Extract every entry word for word. Skip the pictures.

┄┄┄┄┄┄┄┄┄┄┄┄┄┄┄┄┄┄┄┄

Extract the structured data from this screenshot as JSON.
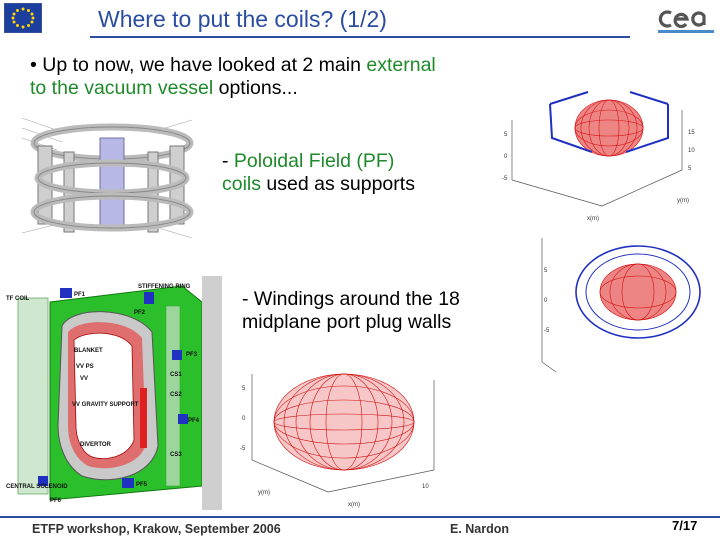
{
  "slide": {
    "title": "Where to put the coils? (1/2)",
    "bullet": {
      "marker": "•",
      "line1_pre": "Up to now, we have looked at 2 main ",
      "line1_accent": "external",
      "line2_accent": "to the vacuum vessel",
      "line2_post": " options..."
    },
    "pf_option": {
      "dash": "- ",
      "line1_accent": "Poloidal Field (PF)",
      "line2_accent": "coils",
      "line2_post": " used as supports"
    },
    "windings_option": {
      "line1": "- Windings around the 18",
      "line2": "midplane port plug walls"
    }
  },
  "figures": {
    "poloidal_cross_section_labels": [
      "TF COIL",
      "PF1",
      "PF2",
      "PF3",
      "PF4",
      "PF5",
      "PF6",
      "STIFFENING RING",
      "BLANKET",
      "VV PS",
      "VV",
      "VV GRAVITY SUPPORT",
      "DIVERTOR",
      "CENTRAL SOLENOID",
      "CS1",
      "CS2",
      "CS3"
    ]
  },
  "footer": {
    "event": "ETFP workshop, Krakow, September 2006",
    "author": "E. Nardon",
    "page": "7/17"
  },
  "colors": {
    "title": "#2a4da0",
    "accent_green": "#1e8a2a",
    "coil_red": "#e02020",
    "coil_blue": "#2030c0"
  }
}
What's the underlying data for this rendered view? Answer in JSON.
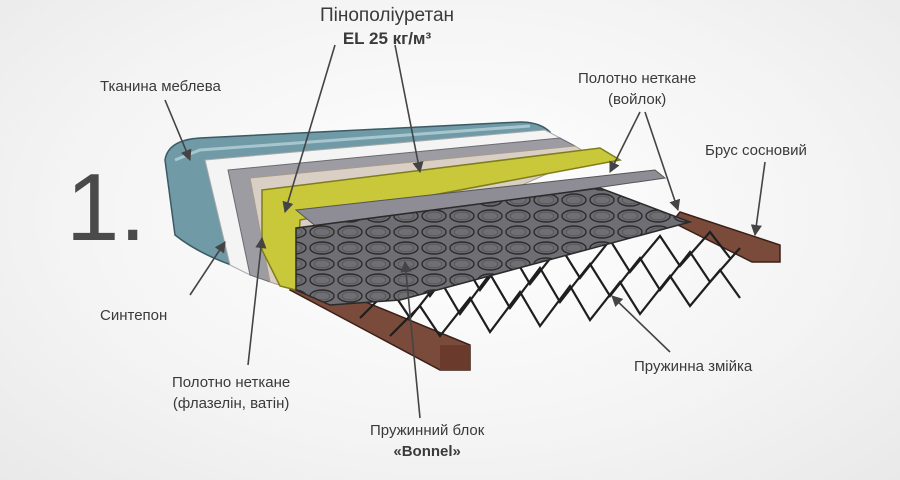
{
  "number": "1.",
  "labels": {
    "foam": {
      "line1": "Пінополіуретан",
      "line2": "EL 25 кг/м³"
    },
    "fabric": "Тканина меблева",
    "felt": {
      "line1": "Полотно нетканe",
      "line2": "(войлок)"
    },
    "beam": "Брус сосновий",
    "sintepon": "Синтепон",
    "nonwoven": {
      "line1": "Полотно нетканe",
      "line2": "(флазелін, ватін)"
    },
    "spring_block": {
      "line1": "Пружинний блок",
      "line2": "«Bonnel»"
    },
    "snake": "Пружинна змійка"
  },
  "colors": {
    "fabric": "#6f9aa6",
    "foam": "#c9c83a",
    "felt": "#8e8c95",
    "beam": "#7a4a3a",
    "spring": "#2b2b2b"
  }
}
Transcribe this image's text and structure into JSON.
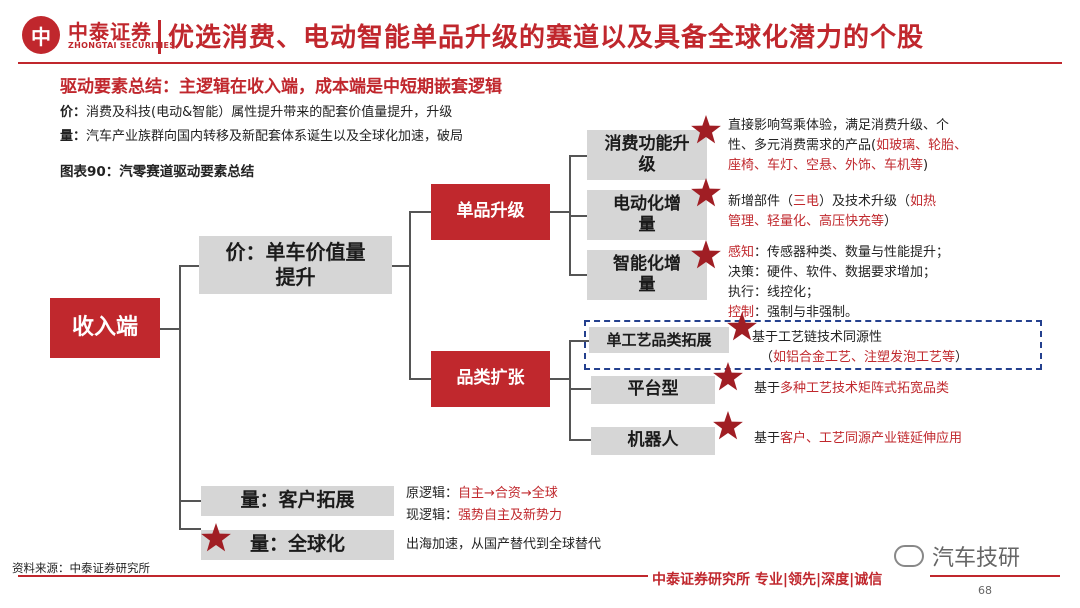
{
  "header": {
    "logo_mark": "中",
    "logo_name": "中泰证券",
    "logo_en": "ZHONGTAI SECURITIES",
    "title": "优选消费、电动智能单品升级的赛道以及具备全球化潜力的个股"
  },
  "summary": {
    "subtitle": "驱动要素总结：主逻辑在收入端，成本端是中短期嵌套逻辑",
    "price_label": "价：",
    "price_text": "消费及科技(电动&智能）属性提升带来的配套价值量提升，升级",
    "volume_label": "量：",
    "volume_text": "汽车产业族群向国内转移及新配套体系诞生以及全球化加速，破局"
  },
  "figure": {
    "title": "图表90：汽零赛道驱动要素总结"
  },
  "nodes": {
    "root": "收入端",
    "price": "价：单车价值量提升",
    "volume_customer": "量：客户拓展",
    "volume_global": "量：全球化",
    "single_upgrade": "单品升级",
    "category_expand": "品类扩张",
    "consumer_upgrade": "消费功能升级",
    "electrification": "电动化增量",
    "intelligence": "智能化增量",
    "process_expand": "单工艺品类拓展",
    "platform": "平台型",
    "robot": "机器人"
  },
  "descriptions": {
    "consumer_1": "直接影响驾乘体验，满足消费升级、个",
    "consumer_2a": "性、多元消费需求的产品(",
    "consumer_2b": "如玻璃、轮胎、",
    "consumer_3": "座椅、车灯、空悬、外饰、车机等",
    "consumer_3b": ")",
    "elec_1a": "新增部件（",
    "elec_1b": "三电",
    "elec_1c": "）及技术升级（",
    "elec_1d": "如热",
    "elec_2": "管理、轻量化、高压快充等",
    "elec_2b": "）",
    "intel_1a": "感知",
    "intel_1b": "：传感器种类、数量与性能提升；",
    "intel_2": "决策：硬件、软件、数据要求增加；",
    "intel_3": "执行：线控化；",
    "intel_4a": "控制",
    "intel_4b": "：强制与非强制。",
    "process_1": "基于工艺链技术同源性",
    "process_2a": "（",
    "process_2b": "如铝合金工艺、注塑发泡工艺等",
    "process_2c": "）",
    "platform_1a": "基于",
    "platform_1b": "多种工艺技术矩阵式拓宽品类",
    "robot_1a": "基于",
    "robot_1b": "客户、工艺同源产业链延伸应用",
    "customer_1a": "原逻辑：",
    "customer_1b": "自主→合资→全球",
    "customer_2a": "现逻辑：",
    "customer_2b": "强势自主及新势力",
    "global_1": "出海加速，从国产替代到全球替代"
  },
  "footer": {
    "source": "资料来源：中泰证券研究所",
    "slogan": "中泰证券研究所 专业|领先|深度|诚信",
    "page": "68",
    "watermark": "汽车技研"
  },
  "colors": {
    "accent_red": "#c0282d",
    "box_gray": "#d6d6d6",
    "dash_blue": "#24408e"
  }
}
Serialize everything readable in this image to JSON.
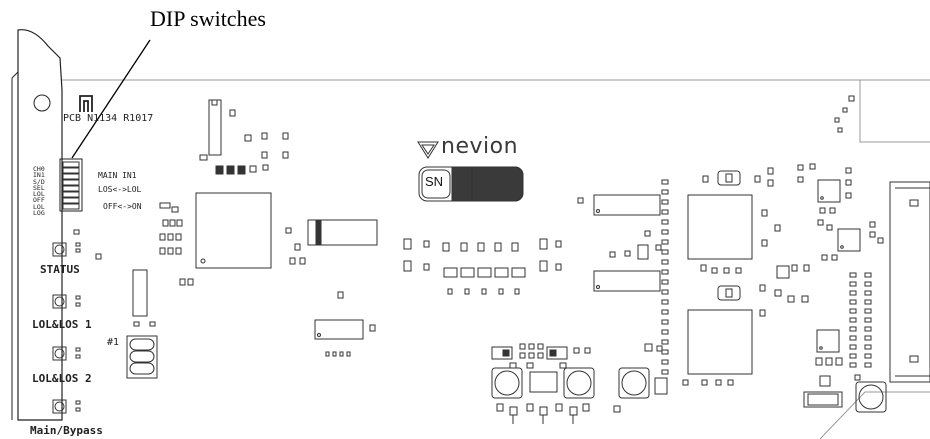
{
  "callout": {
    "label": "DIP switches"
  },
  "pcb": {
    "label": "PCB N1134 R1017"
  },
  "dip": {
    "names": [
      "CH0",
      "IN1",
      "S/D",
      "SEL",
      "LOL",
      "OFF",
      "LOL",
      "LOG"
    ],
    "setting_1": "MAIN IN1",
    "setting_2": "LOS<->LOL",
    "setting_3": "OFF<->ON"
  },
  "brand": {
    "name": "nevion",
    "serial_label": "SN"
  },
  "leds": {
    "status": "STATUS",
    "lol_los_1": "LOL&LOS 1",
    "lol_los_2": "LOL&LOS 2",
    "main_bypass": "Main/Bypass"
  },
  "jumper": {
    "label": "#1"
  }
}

┄┄┄┄┄┄┄┄┄┄┄┄┄┄┄┄┄┄┄┄

- _Result of the exercise_
Extract the structured data from this screenshot as JSON.
{
  "slide": {
    "title": "Where to put the coils? (1/2)",
    "bullet": {
      "marker": "•",
      "line1_pre": "Up to now, we have looked at 2 main ",
      "line1_accent": "external",
      "line2_accent": "to the vacuum vessel",
      "line2_post": " options..."
    },
    "pf_option": {
      "dash": "- ",
      "line1_accent": "Poloidal Field (PF)",
      "line2_accent": "coils",
      "line2_post": " used as supports"
    },
    "windings_option": {
      "line1": "- Windings around the 18",
      "line2": "midplane port plug walls"
    }
  },
  "figures": {
    "poloidal_cross_section_labels": [
      "TF COIL",
      "PF1",
      "PF2",
      "PF3",
      "PF4",
      "PF5",
      "PF6",
      "STIFFENING RING",
      "BLANKET",
      "VV PS",
      "VV",
      "VV GRAVITY SUPPORT",
      "DIVERTOR",
      "CENTRAL SOLENOID",
      "CS1",
      "CS2",
      "CS3"
    ]
  },
  "footer": {
    "event": "ETFP workshop, Krakow, September 2006",
    "author": "E. Nardon",
    "page": "7/17"
  },
  "colors": {
    "title": "#2a4da0",
    "accent_green": "#1e8a2a",
    "coil_red": "#e02020",
    "coil_blue": "#2030c0"
  }
}
What's the underlying data for this rendered view? Answer in JSON.
{
  "number": "1.",
  "labels": {
    "foam": {
      "line1": "Пінополіуретан",
      "line2": "EL 25 кг/м³"
    },
    "fabric": "Тканина меблева",
    "felt": {
      "line1": "Полотно нетканe",
      "line2": "(войлок)"
    },
    "beam": "Брус сосновий",
    "sintepon": "Синтепон",
    "nonwoven": {
      "line1": "Полотно нетканe",
      "line2": "(флазелін, ватін)"
    },
    "spring_block": {
      "line1": "Пружинний блок",
      "line2": "«Bonnel»"
    },
    "snake": "Пружинна змійка"
  },
  "colors": {
    "fabric": "#6f9aa6",
    "foam": "#c9c83a",
    "felt": "#8e8c95",
    "beam": "#7a4a3a",
    "spring": "#2b2b2b"
  }
}
Transcribe this image's text and structure into JSON.
{
  "header": {
    "logo_mark": "中",
    "logo_name": "中泰证券",
    "logo_en": "ZHONGTAI SECURITIES",
    "title": "优选消费、电动智能单品升级的赛道以及具备全球化潜力的个股"
  },
  "summary": {
    "subtitle": "驱动要素总结：主逻辑在收入端，成本端是中短期嵌套逻辑",
    "price_label": "价：",
    "price_text": "消费及科技(电动&智能）属性提升带来的配套价值量提升，升级",
    "volume_label": "量：",
    "volume_text": "汽车产业族群向国内转移及新配套体系诞生以及全球化加速，破局"
  },
  "figure": {
    "title": "图表90：汽零赛道驱动要素总结"
  },
  "nodes": {
    "root": "收入端",
    "price": "价：单车价值量提升",
    "volume_customer": "量：客户拓展",
    "volume_global": "量：全球化",
    "single_upgrade": "单品升级",
    "category_expand": "品类扩张",
    "consumer_upgrade": "消费功能升级",
    "electrification": "电动化增量",
    "intelligence": "智能化增量",
    "process_expand": "单工艺品类拓展",
    "platform": "平台型",
    "robot": "机器人"
  },
  "descriptions": {
    "consumer_1": "直接影响驾乘体验，满足消费升级、个",
    "consumer_2a": "性、多元消费需求的产品(",
    "consumer_2b": "如玻璃、轮胎、",
    "consumer_3": "座椅、车灯、空悬、外饰、车机等",
    "consumer_3b": ")",
    "elec_1a": "新增部件（",
    "elec_1b": "三电",
    "elec_1c": "）及技术升级（",
    "elec_1d": "如热",
    "elec_2": "管理、轻量化、高压快充等",
    "elec_2b": "）",
    "intel_1a": "感知",
    "intel_1b": "：传感器种类、数量与性能提升；",
    "intel_2": "决策：硬件、软件、数据要求增加；",
    "intel_3": "执行：线控化；",
    "intel_4a": "控制",
    "intel_4b": "：强制与非强制。",
    "process_1": "基于工艺链技术同源性",
    "process_2a": "（",
    "process_2b": "如铝合金工艺、注塑发泡工艺等",
    "process_2c": "）",
    "platform_1a": "基于",
    "platform_1b": "多种工艺技术矩阵式拓宽品类",
    "robot_1a": "基于",
    "robot_1b": "客户、工艺同源产业链延伸应用",
    "customer_1a": "原逻辑：",
    "customer_1b": "自主→合资→全球",
    "customer_2a": "现逻辑：",
    "customer_2b": "强势自主及新势力",
    "global_1": "出海加速，从国产替代到全球替代"
  },
  "footer": {
    "source": "资料来源：中泰证券研究所",
    "slogan": "中泰证券研究所 专业|领先|深度|诚信",
    "page": "68",
    "watermark": "汽车技研"
  },
  "colors": {
    "accent_red": "#c0282d",
    "box_gray": "#d6d6d6",
    "dash_blue": "#24408e"
  }
}
Serialize everything readable in this image to JSON.
{
  "callout": {
    "label": "DIP switches"
  },
  "pcb": {
    "label": "PCB N1134 R1017"
  },
  "dip": {
    "names": [
      "CH0",
      "IN1",
      "S/D",
      "SEL",
      "LOL",
      "OFF",
      "LOL",
      "LOG"
    ],
    "setting_1": "MAIN IN1",
    "setting_2": "LOS<->LOL",
    "setting_3": "OFF<->ON"
  },
  "brand": {
    "name": "nevion",
    "serial_label": "SN"
  },
  "leds": {
    "status": "STATUS",
    "lol_los_1": "LOL&LOS 1",
    "lol_los_2": "LOL&LOS 2",
    "main_bypass": "Main/Bypass"
  },
  "jumper": {
    "label": "#1"
  }
}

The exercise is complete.